** START QUOTED PASSAGE **

Effective Managing Meetings

A few years ago, I did something weird. I fell in love with a concept. I was studying Business Process Management, and one of the key aspects is defining processes. If I had to describe this concept in three bullet points, it would be:

  1. You cannot improve a process that you cannot control
  2. You cannot control a process that you cannot map
  3. You cannot map a process that you cannot describe

W. Edwards Deming stated, “If you cannot define what you are doing as a process, you do not understand what you are doing.” I typically take it a step further, as I believe that if you cannot define what you are doing, you should probably stop doing it. I don’t know about you, but I’ve been in a lot of meetings where I didn’t know what I was doing there.

Meetings are the reason that I hated Monday mornings for most of my 20’s. Well, one of the reasons. After working for a few people that enjoyed the manufactured self-importance that comes with mandating attendance and occupying 90 minutes of my life, I developed a deep disdain for meetings. I reasoned that wasting 90 minutes, almost 4% of the time most people spend at work for an entire week, was quite counterproductive.

This rationale led me to, for years, avoid calling meetings unless absolutely necessary. However, in the years since, I think that I have come up with a pretty good system for managing meetings. It blends the PMBoK view of three basic meeting types with how Scrum ceremonies are conducted.

** END QUOTED PASSAGE **
** START EXTRACTED ENTRIES **

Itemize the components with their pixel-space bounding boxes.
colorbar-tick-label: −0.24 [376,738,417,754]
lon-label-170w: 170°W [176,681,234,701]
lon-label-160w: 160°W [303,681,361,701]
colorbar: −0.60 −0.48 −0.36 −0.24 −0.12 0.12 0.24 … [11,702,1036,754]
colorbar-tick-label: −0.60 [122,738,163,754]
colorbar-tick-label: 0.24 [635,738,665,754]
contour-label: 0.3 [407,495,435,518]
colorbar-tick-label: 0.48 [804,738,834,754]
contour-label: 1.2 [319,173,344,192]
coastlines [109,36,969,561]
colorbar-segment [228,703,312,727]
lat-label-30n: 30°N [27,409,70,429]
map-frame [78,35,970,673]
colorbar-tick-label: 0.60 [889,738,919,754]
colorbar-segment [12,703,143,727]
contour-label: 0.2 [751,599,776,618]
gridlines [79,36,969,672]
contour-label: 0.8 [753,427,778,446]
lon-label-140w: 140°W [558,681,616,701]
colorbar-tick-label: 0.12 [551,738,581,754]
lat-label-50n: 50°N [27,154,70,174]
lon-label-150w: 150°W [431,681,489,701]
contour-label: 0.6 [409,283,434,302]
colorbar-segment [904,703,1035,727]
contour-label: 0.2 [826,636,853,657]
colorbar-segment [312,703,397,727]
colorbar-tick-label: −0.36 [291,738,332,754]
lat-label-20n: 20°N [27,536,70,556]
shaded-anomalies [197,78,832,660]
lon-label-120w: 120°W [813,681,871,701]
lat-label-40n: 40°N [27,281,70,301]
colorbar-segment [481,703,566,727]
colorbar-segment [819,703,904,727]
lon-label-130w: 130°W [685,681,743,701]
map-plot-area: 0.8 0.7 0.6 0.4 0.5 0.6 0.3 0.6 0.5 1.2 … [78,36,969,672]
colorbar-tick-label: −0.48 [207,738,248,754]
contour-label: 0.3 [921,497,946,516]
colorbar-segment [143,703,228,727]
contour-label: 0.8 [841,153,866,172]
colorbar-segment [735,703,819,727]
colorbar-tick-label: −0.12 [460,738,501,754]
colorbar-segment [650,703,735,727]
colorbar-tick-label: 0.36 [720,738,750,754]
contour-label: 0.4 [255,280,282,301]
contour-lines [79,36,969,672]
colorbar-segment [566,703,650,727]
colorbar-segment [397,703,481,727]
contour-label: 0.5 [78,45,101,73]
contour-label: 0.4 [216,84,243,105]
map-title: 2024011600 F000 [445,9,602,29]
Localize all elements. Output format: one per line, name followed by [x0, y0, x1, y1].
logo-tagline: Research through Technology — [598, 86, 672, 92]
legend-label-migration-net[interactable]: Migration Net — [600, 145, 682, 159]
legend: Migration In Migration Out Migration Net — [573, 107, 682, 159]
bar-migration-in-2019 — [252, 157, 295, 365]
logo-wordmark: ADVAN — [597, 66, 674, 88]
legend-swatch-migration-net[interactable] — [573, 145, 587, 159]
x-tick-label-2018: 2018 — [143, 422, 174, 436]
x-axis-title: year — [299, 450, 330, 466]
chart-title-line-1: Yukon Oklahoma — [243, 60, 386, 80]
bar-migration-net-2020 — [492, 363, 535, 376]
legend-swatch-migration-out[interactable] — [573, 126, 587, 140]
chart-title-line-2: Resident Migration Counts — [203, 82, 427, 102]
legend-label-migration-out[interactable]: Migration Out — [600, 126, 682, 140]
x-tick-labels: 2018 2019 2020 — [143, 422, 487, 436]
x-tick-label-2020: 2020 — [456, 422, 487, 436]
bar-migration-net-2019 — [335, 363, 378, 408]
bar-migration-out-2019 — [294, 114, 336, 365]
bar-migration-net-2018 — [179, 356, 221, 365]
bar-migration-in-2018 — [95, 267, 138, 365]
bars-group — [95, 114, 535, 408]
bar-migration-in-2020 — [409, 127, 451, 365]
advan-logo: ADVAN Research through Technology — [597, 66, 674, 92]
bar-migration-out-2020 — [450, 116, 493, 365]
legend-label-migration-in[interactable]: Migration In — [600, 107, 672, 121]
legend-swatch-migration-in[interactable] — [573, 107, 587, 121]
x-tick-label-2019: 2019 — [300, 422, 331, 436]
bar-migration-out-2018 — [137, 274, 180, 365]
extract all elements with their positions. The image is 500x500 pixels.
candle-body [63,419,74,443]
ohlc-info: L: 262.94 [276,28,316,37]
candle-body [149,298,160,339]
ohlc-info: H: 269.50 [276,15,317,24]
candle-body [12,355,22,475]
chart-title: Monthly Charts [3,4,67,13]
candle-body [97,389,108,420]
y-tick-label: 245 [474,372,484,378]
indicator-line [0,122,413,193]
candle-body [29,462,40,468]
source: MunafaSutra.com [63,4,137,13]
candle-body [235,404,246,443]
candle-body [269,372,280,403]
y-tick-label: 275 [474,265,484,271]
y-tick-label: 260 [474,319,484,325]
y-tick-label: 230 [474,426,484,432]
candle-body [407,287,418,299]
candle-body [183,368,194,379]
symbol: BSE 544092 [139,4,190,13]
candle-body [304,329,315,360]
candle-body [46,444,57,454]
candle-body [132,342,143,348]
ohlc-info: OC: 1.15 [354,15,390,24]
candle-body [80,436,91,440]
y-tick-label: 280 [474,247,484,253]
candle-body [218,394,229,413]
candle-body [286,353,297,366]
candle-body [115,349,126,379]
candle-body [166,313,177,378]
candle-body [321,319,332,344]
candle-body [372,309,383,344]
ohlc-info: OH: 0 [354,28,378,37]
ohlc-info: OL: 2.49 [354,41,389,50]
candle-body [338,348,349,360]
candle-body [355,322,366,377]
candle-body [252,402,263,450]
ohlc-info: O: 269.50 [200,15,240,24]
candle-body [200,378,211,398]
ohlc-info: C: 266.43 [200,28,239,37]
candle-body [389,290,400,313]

** END EXTRACTED ENTRIES **

### THE TASKS
(A) Decide whether each statement agrees with the passage on managing meetings, answering yes or no and quoting the words that settle it: (i) the author puts 90 minutes at almost 4% of the time most people spend at work in a week; (ii) the author's system combines a PMBoK view of five meeting types with Scrum; (iii) the remark about defining what you are doing as a process is credited to W. Edwards Deming.
(B) Please carry the passage on managing meetings forward, starting right after its final sentence.
The records bear no relation to the passage on managing meetings.

### FINAL ANSWERS
(A)
(i) Yes: "wasting 90 minutes, almost 4% of the time most people spend at work for an entire week"
(ii) No: "It blends the PMBoK view of three basic meeting types with how Scrum ceremonies are conducted."
(iii) Yes: "W. Edwards Deming stated, “If you cannot define what you are doing as a process, you do not understand what you are doing.”"

(B)
Information Exchange

We have all spent time in this type of meeting. The danger increases as more people are invited, because the number of participants seems to unfortunately have no negative correlation with individual desire to “contribute” to the discussion. More people, more to say, longer meetings. A few ideas on how to more effective run these meetings:

  • First order of business is to establish a time box, such as a 30 minute maximum for the meeting. The meeting may take less time than allotted, but it will not take more. Set a timer, or state a time out loud (e.g., “This meeting will end at 9:45 am”). This creates a sense of urgency, and allows people to recommend taking off-topic items to be continued afterwards or placed ‘in the parking lot‘.
  • If you are running a meeting and you’re not sure why someone is in there, ask them if there is a reason for their attendance. If all they need is an update, they can get a copy of the meeting’s notes e-mailed to them afterwards – and not waste a half hour in a conference room.
  • Have a specific agenda, and stick to it. It is impossible to adhere to a time box if you allow topic drift. It isn’t necessary to use Robert’s Rules for every meeting, but order should be maintained.
  • Have someone take notes for dissemination after the meeting, and be sure to follow up on any items that were left open.

Decision Making

Meetings that result in a decision can often be difficult to manage, because people should disagree. Be wary of meetings where everyone agrees. Following the Bay of Pigs debacle, JFK stated that “Most of us thought it would work. I know there are some men now saying they were opposed from the start. I wasn’t aware of any great opposition.” While disagreement should be allowed, chaos can take over if these meetings are not well-controlled.

  • Clearly state the following at the beginning of the meeting:
    • what decision must be made
    • how the decision will be made (hand vote, private ballot, panel, etc.)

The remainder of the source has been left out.